TRY IT: Copy the records below exactly, but leave out any picture they contain.
Segment Open
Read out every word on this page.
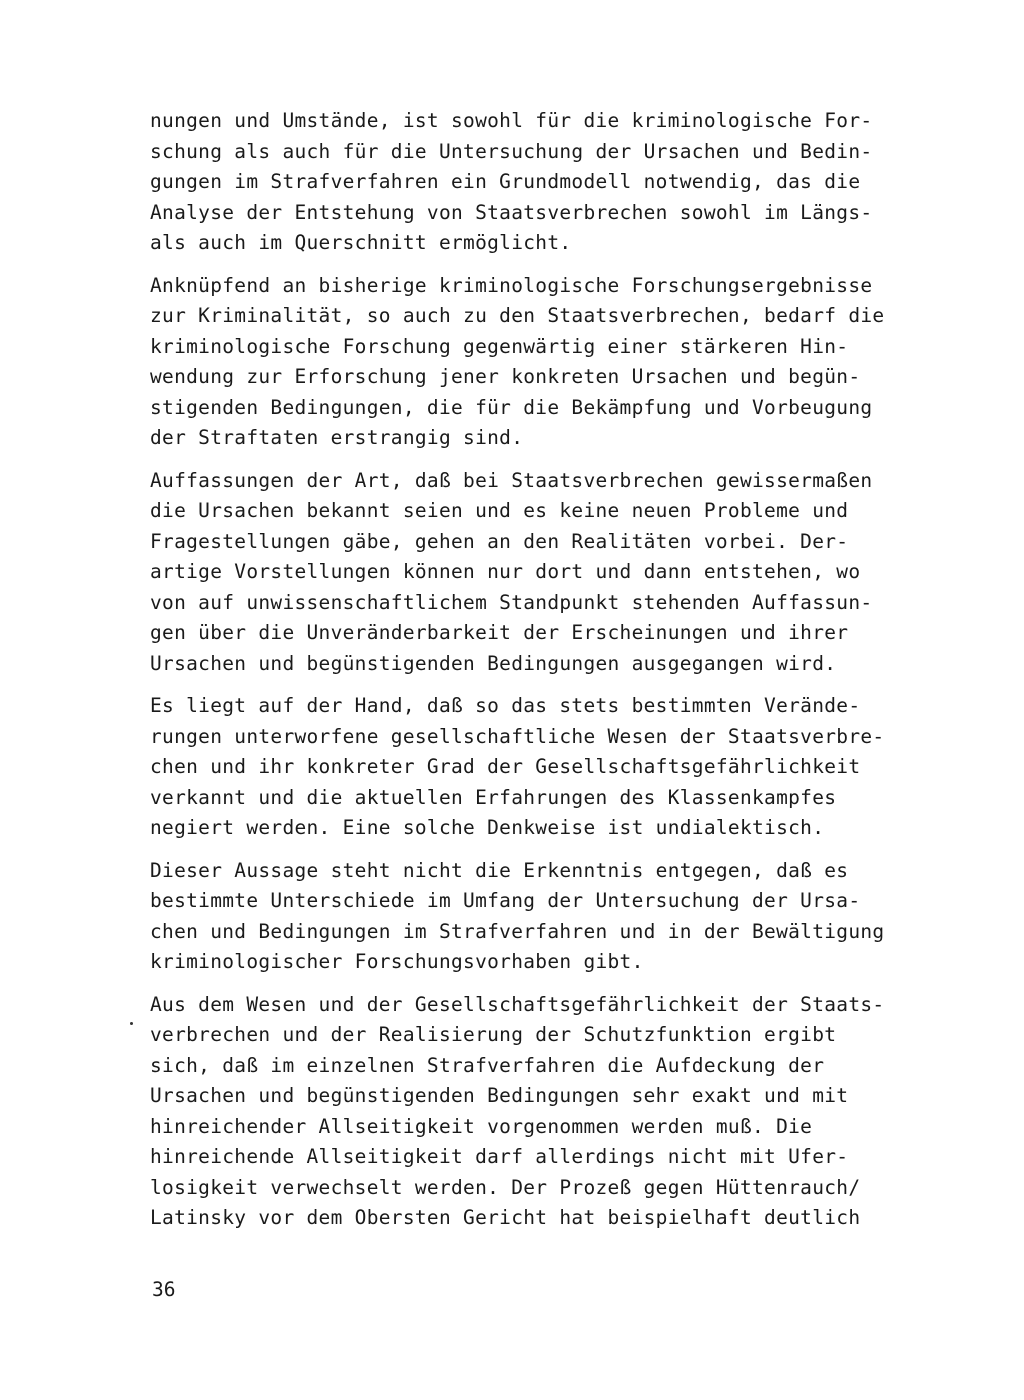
nungen und Umstände, ist sowohl für die kriminologische For-
schung als auch für die Untersuchung der Ursachen und Bedin-
gungen im Strafverfahren ein Grundmodell notwendig, das die
Analyse der Entstehung von Staatsverbrechen sowohl im Längs-
als auch im Querschnitt ermöglicht.
Anknüpfend an bisherige kriminologische Forschungsergebnisse
zur Kriminalität, so auch zu den Staatsverbrechen, bedarf die
kriminologische Forschung gegenwärtig einer stärkeren Hin-
wendung zur Erforschung jener konkreten Ursachen und begün-
stigenden Bedingungen, die für die Bekämpfung und Vorbeugung
der Straftaten erstrangig sind.
Auffassungen der Art, daß bei Staatsverbrechen gewissermaßen
die Ursachen bekannt seien und es keine neuen Probleme und
Fragestellungen gäbe, gehen an den Realitäten vorbei. Der-
artige Vorstellungen können nur dort und dann entstehen, wo
von auf unwissenschaftlichem Standpunkt stehenden Auffassun-
gen über die Unveränderbarkeit der Erscheinungen und ihrer
Ursachen und begünstigenden Bedingungen ausgegangen wird.
Es liegt auf der Hand, daß so das stets bestimmten Verände-
rungen unterworfene gesellschaftliche Wesen der Staatsverbre-
chen und ihr konkreter Grad der Gesellschaftsgefährlichkeit
verkannt und die aktuellen Erfahrungen des Klassenkampfes
negiert werden. Eine solche Denkweise ist undialektisch.
Dieser Aussage steht nicht die Erkenntnis entgegen, daß es
bestimmte Unterschiede im Umfang der Untersuchung der Ursa-
chen und Bedingungen im Strafverfahren und in der Bewältigung
kriminologischer Forschungsvorhaben gibt.
Aus dem Wesen und der Gesellschaftsgefährlichkeit der Staats-
verbrechen und der Realisierung der Schutzfunktion ergibt
sich, daß im einzelnen Strafverfahren die Aufdeckung der
Ursachen und begünstigenden Bedingungen sehr exakt und mit
hinreichender Allseitigkeit vorgenommen werden muß. Die
hinreichende Allseitigkeit darf allerdings nicht mit Ufer-
losigkeit verwechselt werden. Der Prozeß gegen Hüttenrauch/
Latinsky vor dem Obersten Gericht hat beispielhaft deutlich
36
Segment Closed
TASK ANSWER:
Read out every word on this page.
nungen und Umstände, ist sowohl für die kriminologische For-
schung als auch für die Untersuchung der Ursachen und Bedin-
gungen im Strafverfahren ein Grundmodell notwendig, das die
Analyse der Entstehung von Staatsverbrechen sowohl im Längs-
als auch im Querschnitt ermöglicht.
Anknüpfend an bisherige kriminologische Forschungsergebnisse
zur Kriminalität, so auch zu den Staatsverbrechen, bedarf die
kriminologische Forschung gegenwärtig einer stärkeren Hin-
wendung zur Erforschung jener konkreten Ursachen und begün-
stigenden Bedingungen, die für die Bekämpfung und Vorbeugung
der Straftaten erstrangig sind.
Auffassungen der Art, daß bei Staatsverbrechen gewissermaßen
die Ursachen bekannt seien und es keine neuen Probleme und
Fragestellungen gäbe, gehen an den Realitäten vorbei. Der-
artige Vorstellungen können nur dort und dann entstehen, wo
von auf unwissenschaftlichem Standpunkt stehenden Auffassun-
gen über die Unveränderbarkeit der Erscheinungen und ihrer
Ursachen und begünstigenden Bedingungen ausgegangen wird.
Es liegt auf der Hand, daß so das stets bestimmten Verände-
rungen unterworfene gesellschaftliche Wesen der Staatsverbre-
chen und ihr konkreter Grad der Gesellschaftsgefährlichkeit
verkannt und die aktuellen Erfahrungen des Klassenkampfes
negiert werden. Eine solche Denkweise ist undialektisch.
Dieser Aussage steht nicht die Erkenntnis entgegen, daß es
bestimmte Unterschiede im Umfang der Untersuchung der Ursa-
chen und Bedingungen im Strafverfahren und in der Bewältigung
kriminologischer Forschungsvorhaben gibt.
Aus dem Wesen und der Gesellschaftsgefährlichkeit der Staats-
verbrechen und der Realisierung der Schutzfunktion ergibt
sich, daß im einzelnen Strafverfahren die Aufdeckung der
Ursachen und begünstigenden Bedingungen sehr exakt und mit
hinreichender Allseitigkeit vorgenommen werden muß. Die
hinreichende Allseitigkeit darf allerdings nicht mit Ufer-
losigkeit verwechselt werden. Der Prozeß gegen Hüttenrauch/
Latinsky vor dem Obersten Gericht hat beispielhaft deutlich
36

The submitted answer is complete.